# [Work instructions]
Images are not part of the copy; write out the rest of the data exactly as given.

# Start of Source records

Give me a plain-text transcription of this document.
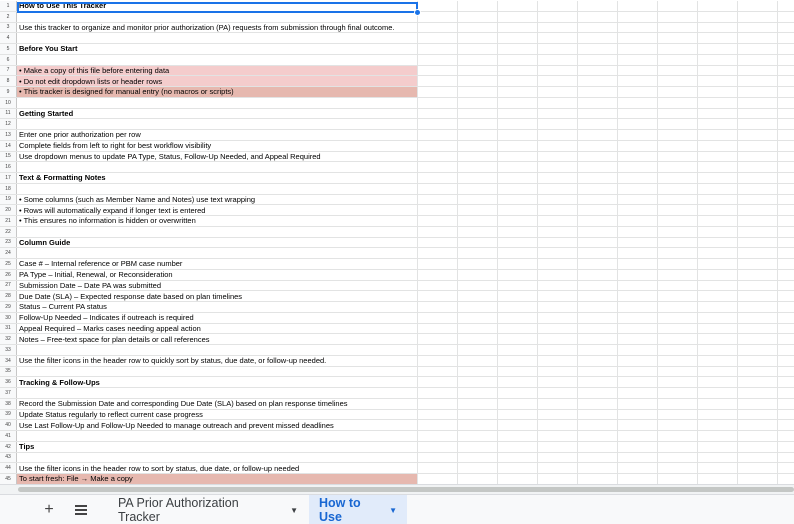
1	How to Use This Tracker
2
3	Use this tracker to organize and monitor prior authorization (PA) requests from submission through final outcome.
4
5	Before You Start
6
7	• Make a copy of this file before entering data
8	• Do not edit dropdown lists or header rows
9	• This tracker is designed for manual entry (no macros or scripts)
10
11	Getting Started
12
13	Enter one prior authorization per row
14	Complete fields from left to right for best workflow visibility
15	Use dropdown menus to update PA Type, Status, Follow-Up Needed, and Appeal Required
16
17	Text & Formatting Notes
18
19	• Some columns (such as Member Name and Notes) use text wrapping
20	• Rows will automatically expand if longer text is entered
21	• This ensures no information is hidden or overwritten
22
23	Column Guide
24
25	Case # – Internal reference or PBM case number
26	PA Type – Initial, Renewal, or Reconsideration
27	Submission Date – Date PA was submitted
28	Due Date (SLA) – Expected response date based on plan timelines
29	Status – Current PA status
30	Follow-Up Needed – Indicates if outreach is required
31	Appeal Required – Marks cases needing appeal action
32	Notes – Free-text space for plan details or call references
33
34	Use the filter icons in the header row to quickly sort by status, due date, or follow-up needed.
35
36	Tracking & Follow-Ups
37
38	Record the Submission Date and corresponding Due Date (SLA) based on plan response timelines
39	Update Status regularly to reflect current case progress
40	Use Last Follow-Up and Follow-Up Needed to manage outreach and prevent missed deadlines
41
42	Tips
43
44	Use the filter icons in the header row to sort by status, due date, or follow-up needed
45	To start fresh: File → Make a copy
+	PA Prior Authorization Tracker	▼ How to Use	▼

# End of Source records

# [Result for this task]
Give me a plain-text transcription of this document.
1	How to Use This Tracker
2
3	Use this tracker to organize and monitor prior authorization (PA) requests from submission through final outcome.
4
5	Before You Start
6
7	• Make a copy of this file before entering data
8	• Do not edit dropdown lists or header rows
9	• This tracker is designed for manual entry (no macros or scripts)
10
11	Getting Started
12
13	Enter one prior authorization per row
14	Complete fields from left to right for best workflow visibility
15	Use dropdown menus to update PA Type, Status, Follow-Up Needed, and Appeal Required
16
17	Text & Formatting Notes
18
19	• Some columns (such as Member Name and Notes) use text wrapping
20	• Rows will automatically expand if longer text is entered
21	• This ensures no information is hidden or overwritten
22
23	Column Guide
24
25	Case # – Internal reference or PBM case number
26	PA Type – Initial, Renewal, or Reconsideration
27	Submission Date – Date PA was submitted
28	Due Date (SLA) – Expected response date based on plan timelines
29	Status – Current PA status
30	Follow-Up Needed – Indicates if outreach is required
31	Appeal Required – Marks cases needing appeal action
32	Notes – Free-text space for plan details or call references
33
34	Use the filter icons in the header row to quickly sort by status, due date, or follow-up needed.
35
36	Tracking & Follow-Ups
37
38	Record the Submission Date and corresponding Due Date (SLA) based on plan response timelines
39	Update Status regularly to reflect current case progress
40	Use Last Follow-Up and Follow-Up Needed to manage outreach and prevent missed deadlines
41
42	Tips
43
44	Use the filter icons in the header row to sort by status, due date, or follow-up needed
45	To start fresh: File → Make a copy
+	PA Prior Authorization Tracker	▼ How to Use	▼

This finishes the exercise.